**SET EXERCISE**
Output only the lines from the line holding "Enumerate this screenshot's" through the close of the records, exactly as they appear, with all pictures omitted.

**EXTRACTED INFORMATION**
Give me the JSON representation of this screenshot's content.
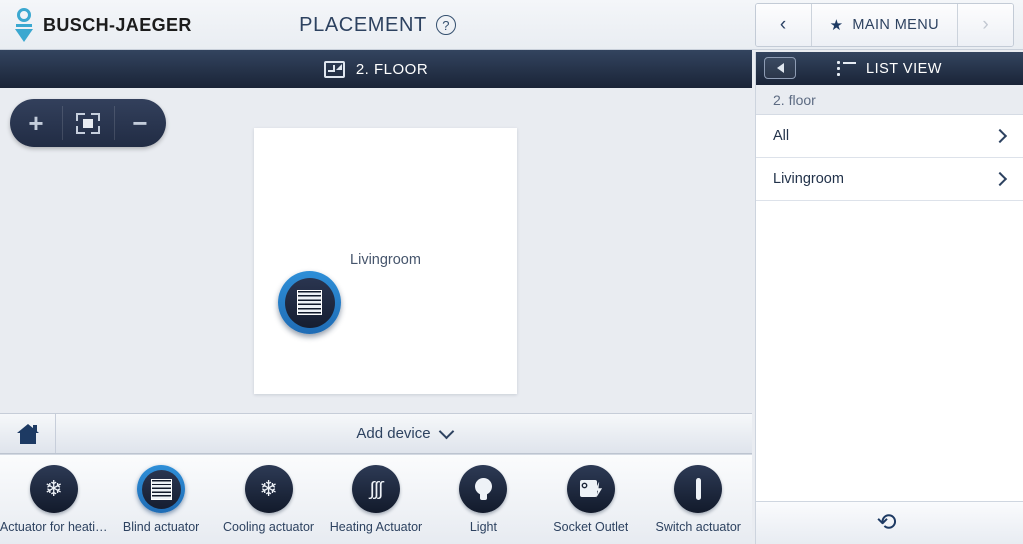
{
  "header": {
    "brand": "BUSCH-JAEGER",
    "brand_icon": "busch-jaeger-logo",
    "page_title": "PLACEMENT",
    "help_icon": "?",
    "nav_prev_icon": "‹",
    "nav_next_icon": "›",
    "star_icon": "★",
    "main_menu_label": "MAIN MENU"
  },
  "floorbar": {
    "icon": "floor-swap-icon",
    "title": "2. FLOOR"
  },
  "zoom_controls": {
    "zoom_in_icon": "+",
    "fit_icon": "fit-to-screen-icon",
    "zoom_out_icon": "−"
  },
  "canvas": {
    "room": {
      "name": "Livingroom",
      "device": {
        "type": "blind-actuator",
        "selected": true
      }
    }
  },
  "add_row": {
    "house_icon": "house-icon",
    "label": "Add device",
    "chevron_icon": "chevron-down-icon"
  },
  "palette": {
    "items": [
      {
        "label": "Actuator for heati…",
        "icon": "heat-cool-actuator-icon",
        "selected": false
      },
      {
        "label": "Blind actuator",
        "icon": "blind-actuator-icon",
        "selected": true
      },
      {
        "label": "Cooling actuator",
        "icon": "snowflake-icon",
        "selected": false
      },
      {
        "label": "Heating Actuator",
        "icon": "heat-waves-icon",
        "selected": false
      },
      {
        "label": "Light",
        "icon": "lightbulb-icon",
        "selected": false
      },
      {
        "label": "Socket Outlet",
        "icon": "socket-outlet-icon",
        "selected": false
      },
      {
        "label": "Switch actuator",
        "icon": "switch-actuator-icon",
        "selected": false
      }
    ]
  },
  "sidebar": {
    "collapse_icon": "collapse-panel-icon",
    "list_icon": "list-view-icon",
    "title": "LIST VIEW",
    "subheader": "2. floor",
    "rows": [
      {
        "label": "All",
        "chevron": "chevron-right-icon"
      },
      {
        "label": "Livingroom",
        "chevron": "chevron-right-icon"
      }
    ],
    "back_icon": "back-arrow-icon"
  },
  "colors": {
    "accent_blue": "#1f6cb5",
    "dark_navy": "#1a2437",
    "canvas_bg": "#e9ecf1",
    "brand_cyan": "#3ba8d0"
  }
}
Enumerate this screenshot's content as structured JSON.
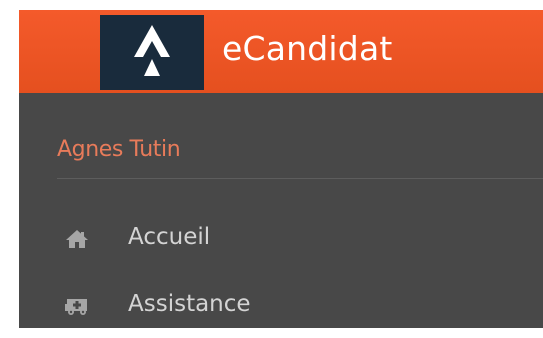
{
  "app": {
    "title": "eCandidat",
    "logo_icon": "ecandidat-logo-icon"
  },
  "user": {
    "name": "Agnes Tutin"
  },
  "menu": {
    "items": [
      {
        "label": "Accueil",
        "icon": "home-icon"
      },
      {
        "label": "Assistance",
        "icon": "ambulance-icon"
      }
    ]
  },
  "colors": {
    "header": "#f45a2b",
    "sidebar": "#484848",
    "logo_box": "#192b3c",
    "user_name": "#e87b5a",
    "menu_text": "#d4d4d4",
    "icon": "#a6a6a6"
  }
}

**RESULT FOR THIS EXERCISE**
Enumerate this screenshot's content as structured JSON.
{
  "app": {
    "title": "eCandidat",
    "logo_icon": "ecandidat-logo-icon"
  },
  "user": {
    "name": "Agnes Tutin"
  },
  "menu": {
    "items": [
      {
        "label": "Accueil",
        "icon": "home-icon"
      },
      {
        "label": "Assistance",
        "icon": "ambulance-icon"
      }
    ]
  },
  "colors": {
    "header": "#f45a2b",
    "sidebar": "#484848",
    "logo_box": "#192b3c",
    "user_name": "#e87b5a",
    "menu_text": "#d4d4d4",
    "icon": "#a6a6a6"
  }
}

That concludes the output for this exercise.